Extract provided
A Constraint-based modeling approach to reach an improved chemically defined minimal medium for recombinant antiEpEX-scFv production by Escherichia coli

Abstract

Increasing demand for recombinant therapeutic proteins highlights the necessity of their yield improvement. Culture medium formulation is a popular approach for bioprocess optimization to improve therapeutic protein production. Constraint-based modeling can empower high-precision optimization based on information on how media compounds affect metabolism and cell growth. Here, a genome-scale metabolic model (GEMs) of Escherichia coli cells was employed to design strategies of minimal medium supplementation for higher antiEpEX-scFv production. Dynamic flux balance analysis of the recombinant E. coli cell model predicted that ammonium was depleted during the process. Based on the simulations, three amino acids (Asn, Gln and Arg) were chosen to be added to the medium to compensate for ammonium depletion. Experimental validation suggested that the addition of these amino acids can indeed improve cell growth and recombinant protein production. Then, design of experiment was used to optimize the concentrations of amino acids in the growth medium. About two-fold increase was observed in the growth rate and total scFv expression level in M9 supplemented with all three amino acids compared to the minimal medium. It can be concluded that the GEMs-based approach can provide insights into an effective feeding strategy to improve the production of recombinant protein in E. coli.

Data under study

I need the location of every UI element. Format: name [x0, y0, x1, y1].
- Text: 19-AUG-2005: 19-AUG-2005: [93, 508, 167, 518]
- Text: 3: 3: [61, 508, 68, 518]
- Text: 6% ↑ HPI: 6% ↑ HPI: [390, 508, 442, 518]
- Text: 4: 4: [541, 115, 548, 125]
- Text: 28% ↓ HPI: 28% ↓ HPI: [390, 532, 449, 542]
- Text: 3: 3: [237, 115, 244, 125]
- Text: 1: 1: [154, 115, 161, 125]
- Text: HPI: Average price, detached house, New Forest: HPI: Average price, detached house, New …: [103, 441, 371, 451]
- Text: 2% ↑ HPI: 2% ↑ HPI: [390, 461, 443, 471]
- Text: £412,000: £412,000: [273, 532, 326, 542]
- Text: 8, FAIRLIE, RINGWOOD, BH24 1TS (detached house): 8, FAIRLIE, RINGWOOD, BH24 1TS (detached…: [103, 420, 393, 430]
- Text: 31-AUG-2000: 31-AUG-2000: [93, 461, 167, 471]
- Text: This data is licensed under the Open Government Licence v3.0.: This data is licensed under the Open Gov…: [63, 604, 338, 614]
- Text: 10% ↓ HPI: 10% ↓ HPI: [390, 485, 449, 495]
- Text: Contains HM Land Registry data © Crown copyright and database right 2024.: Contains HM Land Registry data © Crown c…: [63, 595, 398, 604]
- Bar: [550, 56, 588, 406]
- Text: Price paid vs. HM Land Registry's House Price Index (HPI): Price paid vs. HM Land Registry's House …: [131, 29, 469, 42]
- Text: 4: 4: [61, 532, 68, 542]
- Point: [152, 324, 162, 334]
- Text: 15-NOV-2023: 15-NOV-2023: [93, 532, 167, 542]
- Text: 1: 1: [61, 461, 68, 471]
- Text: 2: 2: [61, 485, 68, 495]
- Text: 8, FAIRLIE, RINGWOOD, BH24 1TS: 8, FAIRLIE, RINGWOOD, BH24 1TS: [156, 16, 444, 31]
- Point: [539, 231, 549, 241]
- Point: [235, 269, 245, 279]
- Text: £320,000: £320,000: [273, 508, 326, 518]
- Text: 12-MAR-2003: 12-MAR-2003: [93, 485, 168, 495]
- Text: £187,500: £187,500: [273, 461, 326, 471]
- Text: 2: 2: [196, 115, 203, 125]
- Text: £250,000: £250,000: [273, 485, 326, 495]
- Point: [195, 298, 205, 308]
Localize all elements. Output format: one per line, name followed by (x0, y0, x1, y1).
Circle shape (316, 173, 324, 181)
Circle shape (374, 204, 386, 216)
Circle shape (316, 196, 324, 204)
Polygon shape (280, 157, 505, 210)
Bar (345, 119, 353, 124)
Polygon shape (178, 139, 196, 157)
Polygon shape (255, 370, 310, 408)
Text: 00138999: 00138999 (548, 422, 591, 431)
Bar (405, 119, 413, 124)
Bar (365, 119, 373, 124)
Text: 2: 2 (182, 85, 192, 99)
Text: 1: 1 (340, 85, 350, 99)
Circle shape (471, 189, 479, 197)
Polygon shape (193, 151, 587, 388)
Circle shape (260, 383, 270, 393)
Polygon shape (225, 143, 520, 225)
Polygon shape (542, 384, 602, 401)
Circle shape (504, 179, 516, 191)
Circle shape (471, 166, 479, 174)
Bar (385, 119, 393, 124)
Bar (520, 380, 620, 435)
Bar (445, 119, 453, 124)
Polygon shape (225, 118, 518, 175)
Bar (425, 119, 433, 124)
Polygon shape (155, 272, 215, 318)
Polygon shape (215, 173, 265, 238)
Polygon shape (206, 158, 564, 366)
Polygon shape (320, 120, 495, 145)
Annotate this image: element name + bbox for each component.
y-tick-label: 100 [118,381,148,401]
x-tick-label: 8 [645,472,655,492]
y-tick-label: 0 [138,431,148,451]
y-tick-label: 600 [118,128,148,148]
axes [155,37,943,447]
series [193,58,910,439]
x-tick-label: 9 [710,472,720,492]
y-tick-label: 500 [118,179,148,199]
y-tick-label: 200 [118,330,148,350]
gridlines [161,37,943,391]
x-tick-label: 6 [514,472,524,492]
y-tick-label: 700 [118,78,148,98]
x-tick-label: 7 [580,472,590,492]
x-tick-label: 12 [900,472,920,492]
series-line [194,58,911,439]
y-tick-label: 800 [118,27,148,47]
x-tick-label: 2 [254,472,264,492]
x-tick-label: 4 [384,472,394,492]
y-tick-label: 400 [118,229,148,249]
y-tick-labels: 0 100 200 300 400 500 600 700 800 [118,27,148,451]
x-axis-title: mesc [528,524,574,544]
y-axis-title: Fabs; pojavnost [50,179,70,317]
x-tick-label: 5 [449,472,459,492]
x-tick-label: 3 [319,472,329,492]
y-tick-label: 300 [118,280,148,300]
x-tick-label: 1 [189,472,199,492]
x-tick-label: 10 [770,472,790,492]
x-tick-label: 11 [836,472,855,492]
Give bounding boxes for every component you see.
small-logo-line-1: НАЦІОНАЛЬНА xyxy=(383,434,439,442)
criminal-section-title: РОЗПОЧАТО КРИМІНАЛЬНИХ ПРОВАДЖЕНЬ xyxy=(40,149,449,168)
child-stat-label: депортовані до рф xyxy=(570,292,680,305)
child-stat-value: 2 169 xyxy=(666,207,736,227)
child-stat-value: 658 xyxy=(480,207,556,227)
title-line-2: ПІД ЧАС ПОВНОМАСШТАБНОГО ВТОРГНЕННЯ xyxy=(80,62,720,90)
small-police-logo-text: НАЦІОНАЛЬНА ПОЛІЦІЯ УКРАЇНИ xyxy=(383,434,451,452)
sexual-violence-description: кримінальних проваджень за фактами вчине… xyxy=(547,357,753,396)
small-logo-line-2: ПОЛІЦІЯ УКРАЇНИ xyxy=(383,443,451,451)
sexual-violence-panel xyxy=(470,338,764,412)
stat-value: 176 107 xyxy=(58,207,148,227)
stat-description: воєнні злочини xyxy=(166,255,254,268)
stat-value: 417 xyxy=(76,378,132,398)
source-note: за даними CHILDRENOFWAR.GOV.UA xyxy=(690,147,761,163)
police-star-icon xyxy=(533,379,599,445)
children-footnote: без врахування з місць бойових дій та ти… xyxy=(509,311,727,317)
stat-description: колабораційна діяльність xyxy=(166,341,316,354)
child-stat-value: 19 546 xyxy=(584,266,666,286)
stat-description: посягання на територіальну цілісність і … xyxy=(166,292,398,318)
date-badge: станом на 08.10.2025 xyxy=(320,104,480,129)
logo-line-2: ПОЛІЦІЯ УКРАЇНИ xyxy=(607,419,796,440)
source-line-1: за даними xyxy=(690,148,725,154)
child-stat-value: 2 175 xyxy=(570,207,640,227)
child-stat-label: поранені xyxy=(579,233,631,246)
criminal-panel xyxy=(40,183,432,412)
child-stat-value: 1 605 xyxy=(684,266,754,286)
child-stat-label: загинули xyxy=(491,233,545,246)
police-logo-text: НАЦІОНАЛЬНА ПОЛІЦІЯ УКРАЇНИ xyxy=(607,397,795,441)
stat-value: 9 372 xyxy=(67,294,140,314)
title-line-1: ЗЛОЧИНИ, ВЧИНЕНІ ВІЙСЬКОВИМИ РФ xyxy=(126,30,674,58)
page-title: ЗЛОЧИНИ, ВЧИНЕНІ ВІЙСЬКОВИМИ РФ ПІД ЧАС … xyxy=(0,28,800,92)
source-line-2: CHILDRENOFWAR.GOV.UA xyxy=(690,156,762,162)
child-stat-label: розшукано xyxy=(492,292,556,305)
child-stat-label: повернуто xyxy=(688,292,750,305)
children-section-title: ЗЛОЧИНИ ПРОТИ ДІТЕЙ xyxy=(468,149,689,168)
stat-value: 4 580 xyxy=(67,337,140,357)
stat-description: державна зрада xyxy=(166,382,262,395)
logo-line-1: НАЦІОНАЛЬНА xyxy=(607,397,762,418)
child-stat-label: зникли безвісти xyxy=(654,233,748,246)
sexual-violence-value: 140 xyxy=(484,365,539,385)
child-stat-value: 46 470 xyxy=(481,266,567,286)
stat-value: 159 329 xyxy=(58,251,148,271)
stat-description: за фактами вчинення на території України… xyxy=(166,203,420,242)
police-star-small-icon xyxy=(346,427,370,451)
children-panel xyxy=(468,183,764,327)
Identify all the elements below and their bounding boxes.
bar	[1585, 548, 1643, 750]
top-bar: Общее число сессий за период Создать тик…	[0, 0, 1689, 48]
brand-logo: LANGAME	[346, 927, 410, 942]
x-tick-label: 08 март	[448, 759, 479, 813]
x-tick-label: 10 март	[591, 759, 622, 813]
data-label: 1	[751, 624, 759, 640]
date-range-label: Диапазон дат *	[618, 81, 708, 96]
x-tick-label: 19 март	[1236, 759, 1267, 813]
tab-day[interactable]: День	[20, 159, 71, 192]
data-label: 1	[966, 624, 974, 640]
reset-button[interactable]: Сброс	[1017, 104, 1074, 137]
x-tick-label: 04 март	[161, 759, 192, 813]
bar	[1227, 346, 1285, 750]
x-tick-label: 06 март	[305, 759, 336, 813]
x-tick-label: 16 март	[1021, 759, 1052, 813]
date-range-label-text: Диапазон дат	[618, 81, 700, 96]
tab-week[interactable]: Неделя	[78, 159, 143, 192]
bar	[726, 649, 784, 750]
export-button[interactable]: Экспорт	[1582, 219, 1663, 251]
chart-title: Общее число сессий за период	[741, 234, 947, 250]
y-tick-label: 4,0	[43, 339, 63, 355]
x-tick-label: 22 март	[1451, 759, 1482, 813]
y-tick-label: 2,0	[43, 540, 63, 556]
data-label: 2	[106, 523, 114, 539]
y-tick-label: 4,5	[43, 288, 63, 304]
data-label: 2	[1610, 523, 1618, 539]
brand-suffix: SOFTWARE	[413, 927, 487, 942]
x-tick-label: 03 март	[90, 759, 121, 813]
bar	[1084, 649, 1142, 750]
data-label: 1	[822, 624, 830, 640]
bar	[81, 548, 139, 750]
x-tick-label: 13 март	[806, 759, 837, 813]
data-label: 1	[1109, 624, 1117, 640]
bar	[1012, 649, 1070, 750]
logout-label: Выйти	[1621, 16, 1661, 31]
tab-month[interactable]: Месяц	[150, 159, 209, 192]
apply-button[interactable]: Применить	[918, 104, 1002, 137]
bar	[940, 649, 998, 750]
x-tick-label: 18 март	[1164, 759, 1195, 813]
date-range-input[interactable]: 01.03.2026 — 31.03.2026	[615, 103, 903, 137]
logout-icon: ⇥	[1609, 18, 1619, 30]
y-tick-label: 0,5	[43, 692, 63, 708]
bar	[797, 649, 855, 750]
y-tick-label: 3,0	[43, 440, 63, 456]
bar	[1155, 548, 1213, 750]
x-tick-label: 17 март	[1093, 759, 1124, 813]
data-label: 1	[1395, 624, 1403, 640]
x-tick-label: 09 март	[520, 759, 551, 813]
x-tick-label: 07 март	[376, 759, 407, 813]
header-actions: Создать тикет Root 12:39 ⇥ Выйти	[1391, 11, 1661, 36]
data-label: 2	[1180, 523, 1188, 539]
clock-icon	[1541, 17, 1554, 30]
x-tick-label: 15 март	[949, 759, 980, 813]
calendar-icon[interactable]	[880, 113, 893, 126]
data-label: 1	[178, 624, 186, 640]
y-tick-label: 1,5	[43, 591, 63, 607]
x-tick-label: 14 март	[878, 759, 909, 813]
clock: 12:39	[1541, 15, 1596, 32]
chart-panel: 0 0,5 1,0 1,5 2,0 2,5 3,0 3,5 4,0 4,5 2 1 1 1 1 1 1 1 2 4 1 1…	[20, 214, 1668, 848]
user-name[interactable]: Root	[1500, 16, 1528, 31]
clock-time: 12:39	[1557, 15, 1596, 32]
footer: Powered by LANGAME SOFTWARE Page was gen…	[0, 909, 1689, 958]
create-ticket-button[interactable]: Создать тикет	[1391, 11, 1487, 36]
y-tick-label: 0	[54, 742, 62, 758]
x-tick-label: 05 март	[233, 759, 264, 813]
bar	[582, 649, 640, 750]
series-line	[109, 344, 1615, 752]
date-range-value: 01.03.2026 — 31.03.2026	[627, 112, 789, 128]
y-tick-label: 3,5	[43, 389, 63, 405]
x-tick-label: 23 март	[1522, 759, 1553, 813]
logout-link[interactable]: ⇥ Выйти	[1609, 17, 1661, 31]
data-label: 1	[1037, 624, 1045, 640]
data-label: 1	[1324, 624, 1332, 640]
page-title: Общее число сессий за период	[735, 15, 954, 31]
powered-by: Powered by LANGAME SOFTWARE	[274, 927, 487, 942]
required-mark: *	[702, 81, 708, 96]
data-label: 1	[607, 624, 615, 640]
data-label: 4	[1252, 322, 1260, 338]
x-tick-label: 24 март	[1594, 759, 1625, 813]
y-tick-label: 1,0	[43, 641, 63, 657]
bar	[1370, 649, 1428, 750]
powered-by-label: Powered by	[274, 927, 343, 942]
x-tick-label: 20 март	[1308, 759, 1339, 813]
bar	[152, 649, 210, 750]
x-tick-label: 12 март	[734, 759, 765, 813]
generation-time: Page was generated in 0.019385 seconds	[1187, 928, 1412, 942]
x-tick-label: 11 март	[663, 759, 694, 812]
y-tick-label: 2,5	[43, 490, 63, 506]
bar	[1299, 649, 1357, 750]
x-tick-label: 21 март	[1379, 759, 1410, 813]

Exercise requirements
According to the abstract on recombinant scFv production in E. coli, which nutrient did dynamic flux balance analysis predict would be depleted during the process?

Task output
Ammonium.